Start of Data for processing

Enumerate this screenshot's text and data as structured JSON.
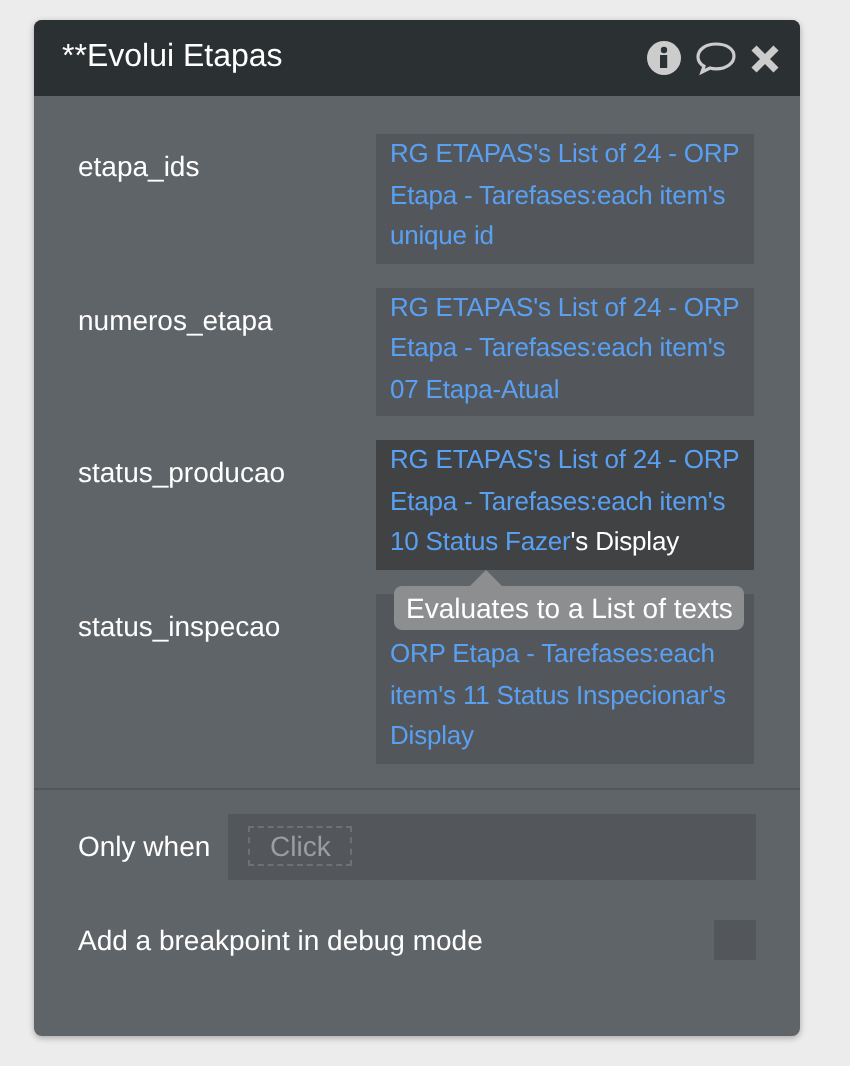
{
  "window": {
    "title": "**Evolui Etapas"
  },
  "params": [
    {
      "name": "etapa_ids",
      "selected": false,
      "segments": [
        {
          "kind": "source",
          "text": "RG ETAPAS's List of 24 - ORP Etapa - Tarefases:each item's unique id"
        }
      ]
    },
    {
      "name": "numeros_etapa",
      "selected": false,
      "segments": [
        {
          "kind": "source",
          "text": "RG ETAPAS's List of 24 - ORP Etapa - Tarefases:each item's 07 Etapa-Atual"
        }
      ]
    },
    {
      "name": "status_producao",
      "selected": true,
      "segments": [
        {
          "kind": "source",
          "text": "RG ETAPAS's List of 24 - ORP Etapa - Tarefases:each item's 10 Status Fazer"
        },
        {
          "kind": "operator",
          "text": "'s Display"
        }
      ],
      "tooltip": "Evaluates to a List of texts"
    },
    {
      "name": "status_inspecao",
      "selected": false,
      "covered": true,
      "segments": [
        {
          "kind": "source",
          "text": "ORP Etapa - Tarefases:each item's 11 Status Inspecionar's Display"
        }
      ]
    }
  ],
  "only_when": {
    "label": "Only when",
    "placeholder": "Click"
  },
  "breakpoint": {
    "label": "Add a breakpoint in debug mode",
    "checked": false
  }
}
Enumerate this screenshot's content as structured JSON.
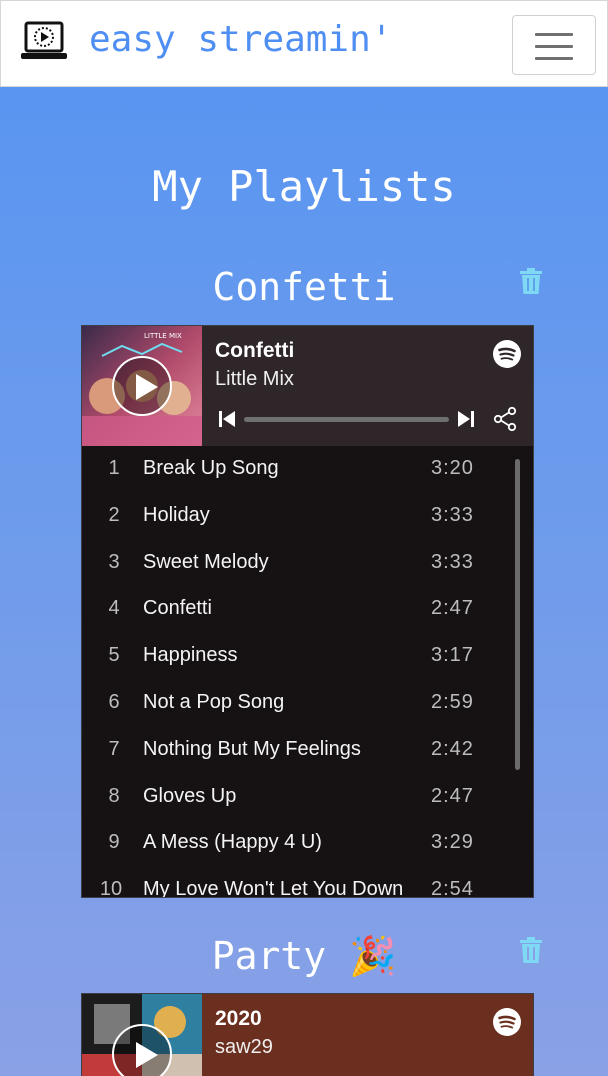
{
  "nav": {
    "brand": "easy streamin'"
  },
  "page": {
    "title": "My Playlists"
  },
  "playlists": [
    {
      "title": "Confetti",
      "player": {
        "track": "Confetti",
        "artist": "Little Mix",
        "header_color": "#2e2628",
        "cover_text": "LITTLE MIX",
        "tracks": [
          {
            "num": "1",
            "name": "Break Up Song",
            "duration": "3:20"
          },
          {
            "num": "2",
            "name": "Holiday",
            "duration": "3:33"
          },
          {
            "num": "3",
            "name": "Sweet Melody",
            "duration": "3:33"
          },
          {
            "num": "4",
            "name": "Confetti",
            "duration": "2:47"
          },
          {
            "num": "5",
            "name": "Happiness",
            "duration": "3:17"
          },
          {
            "num": "6",
            "name": "Not a Pop Song",
            "duration": "2:59"
          },
          {
            "num": "7",
            "name": "Nothing But My Feelings",
            "duration": "2:42"
          },
          {
            "num": "8",
            "name": "Gloves Up",
            "duration": "2:47"
          },
          {
            "num": "9",
            "name": "A Mess (Happy 4 U)",
            "duration": "3:29"
          },
          {
            "num": "10",
            "name": "My Love Won't Let You Down",
            "duration": "2:54"
          }
        ]
      }
    },
    {
      "title": "Party 🎉",
      "player": {
        "track": "2020",
        "artist": "saw29",
        "header_color": "#6b2f1f"
      }
    }
  ],
  "colors": {
    "brand": "#4f8ef2",
    "trash": "#7fd9f5",
    "background_top": "#5594f2",
    "background_bottom": "#8aa1e6"
  },
  "icons": {
    "brand": "laptop-play-icon",
    "menu": "hamburger-icon",
    "delete": "trash-icon",
    "spotify": "spotify-icon",
    "play": "play-icon",
    "previous": "skip-previous-icon",
    "next": "skip-next-icon",
    "share": "share-icon"
  }
}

End of Data for processing

**Requirements**
Answer with one number only: how many lines above contain the word "structured".

**Correct response**
2